Tasks to carry out =
(a) Write out everything in the note about nausea and snack bars from "How are things" down to "amalgamates into anything.", switching "nausea" to "headaches".
(b) Resume the note about nausea and snack bars, picking up right after its final sentence.

How are things going now? I’m really glad to hear the nausea has subsided for you. Knock on wood, I haven’t experienced this in awhile as well. Maybe it was just a bit of a virus I had? Doubtful as it comes and goes so often but I’ll take it for now. I do however think I’m coming down with a cold though, which scares me. My ears are so sore, along with my throat and swollen glands. I’m trying to rest and drink lots of hot fluids to get rid of it before it amalgamates into anything.
Funny you mention you didn’t make it to Costco yet – neither did I! My friend and I were going to go on Friday, but we went for dinner and just chatted too long before realizing the store had closed. Oh well, another time. Yes, the Suzie’s good fats bars are so good! I say to my brother all the time that this was a good company for him to invest it, as they’re doing so well and my body actually craves them now due to the reduction of sugar they’ve helped me achieve. Yes, the peanut butter ones can melt if outside too long due to having no preservatives and a blend of healthy fats, so if you can, try to pick them up at the grocery store. I eat mine right out of the fridge so they’re cold (a friend puts them in the freezer) and they’re so good! Let me know if you do end up trying them 🙂
I’ll private message you a photo of the lobster eating event, it was amazing!

(Page layout parsing data)
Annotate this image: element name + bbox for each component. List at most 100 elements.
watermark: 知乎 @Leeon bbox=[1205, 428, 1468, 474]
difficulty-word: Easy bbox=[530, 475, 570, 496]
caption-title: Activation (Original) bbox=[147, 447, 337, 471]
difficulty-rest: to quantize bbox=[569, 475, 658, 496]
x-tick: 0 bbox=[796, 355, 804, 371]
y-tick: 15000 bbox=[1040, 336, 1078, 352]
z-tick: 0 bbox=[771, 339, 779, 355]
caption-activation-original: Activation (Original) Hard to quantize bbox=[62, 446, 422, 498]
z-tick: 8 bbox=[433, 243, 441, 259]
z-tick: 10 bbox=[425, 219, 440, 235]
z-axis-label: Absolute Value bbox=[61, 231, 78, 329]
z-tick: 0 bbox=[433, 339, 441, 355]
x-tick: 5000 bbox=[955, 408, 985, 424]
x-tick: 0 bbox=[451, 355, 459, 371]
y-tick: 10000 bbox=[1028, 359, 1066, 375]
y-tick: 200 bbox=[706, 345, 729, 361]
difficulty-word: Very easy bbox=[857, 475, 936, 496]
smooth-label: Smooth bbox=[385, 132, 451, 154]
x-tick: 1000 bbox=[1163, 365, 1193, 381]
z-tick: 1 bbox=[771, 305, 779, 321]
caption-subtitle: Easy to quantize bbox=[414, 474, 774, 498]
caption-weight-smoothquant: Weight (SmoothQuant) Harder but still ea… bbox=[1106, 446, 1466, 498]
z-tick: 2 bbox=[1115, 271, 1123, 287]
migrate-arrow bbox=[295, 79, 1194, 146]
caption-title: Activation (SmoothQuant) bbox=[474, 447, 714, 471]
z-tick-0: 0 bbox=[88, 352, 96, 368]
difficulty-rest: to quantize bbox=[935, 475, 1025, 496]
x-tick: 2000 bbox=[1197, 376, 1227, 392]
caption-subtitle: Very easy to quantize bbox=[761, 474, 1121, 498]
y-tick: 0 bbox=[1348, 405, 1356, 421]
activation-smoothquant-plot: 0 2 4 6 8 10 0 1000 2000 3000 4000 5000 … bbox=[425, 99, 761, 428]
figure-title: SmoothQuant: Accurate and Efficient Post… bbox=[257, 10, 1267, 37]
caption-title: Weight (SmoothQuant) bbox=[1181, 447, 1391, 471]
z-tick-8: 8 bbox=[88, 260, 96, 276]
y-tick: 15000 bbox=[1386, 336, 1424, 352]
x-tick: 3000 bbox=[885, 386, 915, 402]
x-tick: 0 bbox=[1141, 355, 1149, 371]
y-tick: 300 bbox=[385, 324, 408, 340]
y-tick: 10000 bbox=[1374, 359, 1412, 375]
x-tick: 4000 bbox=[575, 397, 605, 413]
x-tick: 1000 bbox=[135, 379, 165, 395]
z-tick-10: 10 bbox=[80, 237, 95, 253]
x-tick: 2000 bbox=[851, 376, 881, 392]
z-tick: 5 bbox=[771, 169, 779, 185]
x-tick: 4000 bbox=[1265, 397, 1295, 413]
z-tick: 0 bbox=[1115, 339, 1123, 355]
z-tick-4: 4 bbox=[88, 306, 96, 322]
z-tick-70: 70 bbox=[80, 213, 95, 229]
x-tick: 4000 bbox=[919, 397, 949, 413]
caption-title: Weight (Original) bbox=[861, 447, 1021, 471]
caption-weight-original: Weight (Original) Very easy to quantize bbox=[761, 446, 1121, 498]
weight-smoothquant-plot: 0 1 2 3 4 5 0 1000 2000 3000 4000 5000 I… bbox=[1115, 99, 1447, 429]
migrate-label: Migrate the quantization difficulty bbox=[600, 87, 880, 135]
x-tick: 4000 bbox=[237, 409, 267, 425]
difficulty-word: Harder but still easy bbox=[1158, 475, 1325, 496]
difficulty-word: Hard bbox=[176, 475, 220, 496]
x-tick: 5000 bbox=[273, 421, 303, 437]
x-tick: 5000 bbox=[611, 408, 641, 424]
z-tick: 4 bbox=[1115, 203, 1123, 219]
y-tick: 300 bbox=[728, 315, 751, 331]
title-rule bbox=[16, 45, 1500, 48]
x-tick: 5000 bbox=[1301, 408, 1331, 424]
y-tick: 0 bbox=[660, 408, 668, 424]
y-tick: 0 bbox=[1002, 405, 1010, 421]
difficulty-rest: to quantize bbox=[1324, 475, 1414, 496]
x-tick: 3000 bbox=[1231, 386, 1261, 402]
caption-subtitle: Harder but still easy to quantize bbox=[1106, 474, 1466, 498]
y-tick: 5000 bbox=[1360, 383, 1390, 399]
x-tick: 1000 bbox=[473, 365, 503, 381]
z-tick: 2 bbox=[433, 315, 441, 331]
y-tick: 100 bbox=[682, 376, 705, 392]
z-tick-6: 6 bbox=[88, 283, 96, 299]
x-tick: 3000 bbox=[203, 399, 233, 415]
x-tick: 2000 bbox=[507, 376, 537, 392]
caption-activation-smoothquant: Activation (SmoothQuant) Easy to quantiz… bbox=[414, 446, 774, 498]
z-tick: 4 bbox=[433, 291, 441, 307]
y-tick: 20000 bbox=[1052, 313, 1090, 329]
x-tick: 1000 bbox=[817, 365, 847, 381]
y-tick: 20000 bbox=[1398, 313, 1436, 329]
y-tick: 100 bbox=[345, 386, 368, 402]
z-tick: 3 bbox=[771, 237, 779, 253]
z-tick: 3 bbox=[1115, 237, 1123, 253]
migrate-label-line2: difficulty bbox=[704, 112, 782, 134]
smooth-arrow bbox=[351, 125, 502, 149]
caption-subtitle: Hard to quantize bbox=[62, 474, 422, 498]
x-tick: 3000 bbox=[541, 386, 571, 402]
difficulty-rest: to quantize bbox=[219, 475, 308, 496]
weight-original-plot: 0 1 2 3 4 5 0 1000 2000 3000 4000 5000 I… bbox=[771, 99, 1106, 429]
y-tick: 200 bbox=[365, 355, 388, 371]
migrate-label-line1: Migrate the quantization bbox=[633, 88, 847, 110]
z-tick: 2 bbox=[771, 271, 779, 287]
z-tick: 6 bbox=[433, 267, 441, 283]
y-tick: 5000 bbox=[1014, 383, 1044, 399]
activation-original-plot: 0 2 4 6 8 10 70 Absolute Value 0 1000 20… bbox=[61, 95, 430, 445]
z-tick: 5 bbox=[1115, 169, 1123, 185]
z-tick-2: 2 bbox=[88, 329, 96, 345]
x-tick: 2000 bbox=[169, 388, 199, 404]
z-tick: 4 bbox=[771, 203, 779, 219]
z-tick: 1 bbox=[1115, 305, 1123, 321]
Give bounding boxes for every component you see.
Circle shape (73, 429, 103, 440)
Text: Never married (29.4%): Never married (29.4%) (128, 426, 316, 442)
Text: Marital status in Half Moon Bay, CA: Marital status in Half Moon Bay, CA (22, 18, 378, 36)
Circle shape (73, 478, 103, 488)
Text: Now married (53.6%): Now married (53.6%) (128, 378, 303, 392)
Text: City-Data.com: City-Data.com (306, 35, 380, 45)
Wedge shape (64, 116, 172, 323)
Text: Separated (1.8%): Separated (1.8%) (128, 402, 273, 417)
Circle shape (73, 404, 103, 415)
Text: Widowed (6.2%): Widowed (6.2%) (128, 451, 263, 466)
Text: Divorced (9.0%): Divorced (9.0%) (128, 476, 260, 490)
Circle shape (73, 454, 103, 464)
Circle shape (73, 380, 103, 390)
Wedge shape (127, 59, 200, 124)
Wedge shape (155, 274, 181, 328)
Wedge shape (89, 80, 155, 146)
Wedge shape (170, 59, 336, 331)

Answers for the exercise =
(a)
How are things going now? I’m really glad to hear the headaches has subsided for you. Knock on wood, I haven’t experienced this in awhile as well. Maybe it was just a bit of a virus I had? Doubtful as it comes and goes so often but I’ll take it for now. I do however think I’m coming down with a cold though, which scares me. My ears are so sore, along with my throat and swollen glands. I’m trying to rest and drink lots of hot fluids to get rid of it before it amalgamates into anything.

(b)
Aww, I am so sorry to hear of yet another “hiccup” at the dentist. How awful for you! What rotten luck, something has to turn around for you soon my friend. Had you ever reacted like that to the gloves they’ve used before? Yes definitely make sure they don’t use the latex gloves in future for you. Doesn’t it aggravate you that we can’t just be ‘simple’ when it comes to supplies doctors or dentists use on us? I feel this way with medical supplies as I am highly allergic to Elastoplas which is in most band-aids or dressing changes and I can feel the frustration nurses have when I ask for something different. Not our fault, but it sure can make us feel bad. Glad the swelling went down quickly with the Benadryl though and that the side effects didn’t last. What a tough day for you! Do you have to go back in two weeks then to get the mould? Did you have a hard time in the dentist chair with breathing? I really struggle with this as laying lat on my back is hard for me and then sometimes when they rest their hands on my chest they reduce my oxygen cannula. It drives me nuts.
Hope you’re doing well otherwise, and that your weekend has been restful. It’s a cloudy day here, but cool… yesterday was the perfect fall day and I quite enjoyed having the windows open and tidying up the house. I have some candles going right now (away from my oxygen, and I don’t burn them too long due to my scent sensitivity) and am going to make a slow-cooker butternut squash soup today. I’m looking forward to that!
Tomorrow (Monday) night I’m picking up a friend who also works for BioNews from the airport as we have a funeral to attend on Tuesday. Our Columns Manager, Serena, passed away last week from complications of Pulmonary Hypertension/PVOD. Our hearts are pretty broken, so it’ll be a tough week.
Talk to you soon and hope you enjoy your Sunday!
Charlene.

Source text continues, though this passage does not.